──────── SUPPLIED DATA
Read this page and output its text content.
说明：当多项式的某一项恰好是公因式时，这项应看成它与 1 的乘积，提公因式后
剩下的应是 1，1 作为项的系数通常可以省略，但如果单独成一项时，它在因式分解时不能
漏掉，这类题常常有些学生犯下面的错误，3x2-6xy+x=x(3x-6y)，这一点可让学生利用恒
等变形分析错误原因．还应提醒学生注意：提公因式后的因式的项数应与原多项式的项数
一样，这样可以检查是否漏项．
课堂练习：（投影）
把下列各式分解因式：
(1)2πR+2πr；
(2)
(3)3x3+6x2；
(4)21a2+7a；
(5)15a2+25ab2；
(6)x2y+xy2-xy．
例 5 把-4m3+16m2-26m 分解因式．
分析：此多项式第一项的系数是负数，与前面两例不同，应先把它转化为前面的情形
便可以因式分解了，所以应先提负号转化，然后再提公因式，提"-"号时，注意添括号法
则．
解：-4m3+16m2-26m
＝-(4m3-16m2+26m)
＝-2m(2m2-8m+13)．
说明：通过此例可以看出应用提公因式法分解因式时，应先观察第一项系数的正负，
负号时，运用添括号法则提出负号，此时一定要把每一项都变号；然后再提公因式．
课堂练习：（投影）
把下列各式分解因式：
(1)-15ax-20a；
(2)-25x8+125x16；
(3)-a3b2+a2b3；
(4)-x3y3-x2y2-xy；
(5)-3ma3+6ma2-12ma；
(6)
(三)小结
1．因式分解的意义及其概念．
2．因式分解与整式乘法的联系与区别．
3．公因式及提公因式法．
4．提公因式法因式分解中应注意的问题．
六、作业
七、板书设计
────────────────
**AIM OF THE EXERCISE:** Write the data back out verbatim.

**RESPONSE TO THIS EXERCISE:**
Read this page and output its text content.
说明：当多项式的某一项恰好是公因式时，这项应看成它与 1 的乘积，提公因式后
剩下的应是 1，1 作为项的系数通常可以省略，但如果单独成一项时，它在因式分解时不能
漏掉，这类题常常有些学生犯下面的错误，3x2-6xy+x=x(3x-6y)，这一点可让学生利用恒
等变形分析错误原因．还应提醒学生注意：提公因式后的因式的项数应与原多项式的项数
一样，这样可以检查是否漏项．
课堂练习：（投影）
把下列各式分解因式：
(1)2πR+2πr；
(2)
(3)3x3+6x2；
(4)21a2+7a；
(5)15a2+25ab2；
(6)x2y+xy2-xy．
例 5 把-4m3+16m2-26m 分解因式．
分析：此多项式第一项的系数是负数，与前面两例不同，应先把它转化为前面的情形
便可以因式分解了，所以应先提负号转化，然后再提公因式，提"-"号时，注意添括号法
则．
解：-4m3+16m2-26m
＝-(4m3-16m2+26m)
＝-2m(2m2-8m+13)．
说明：通过此例可以看出应用提公因式法分解因式时，应先观察第一项系数的正负，
负号时，运用添括号法则提出负号，此时一定要把每一项都变号；然后再提公因式．
课堂练习：（投影）
把下列各式分解因式：
(1)-15ax-20a；
(2)-25x8+125x16；
(3)-a3b2+a2b3；
(4)-x3y3-x2y2-xy；
(5)-3ma3+6ma2-12ma；
(6)
(三)小结
1．因式分解的意义及其概念．
2．因式分解与整式乘法的联系与区别．
3．公因式及提公因式法．
4．提公因式法因式分解中应注意的问题．
六、作业
七、板书设计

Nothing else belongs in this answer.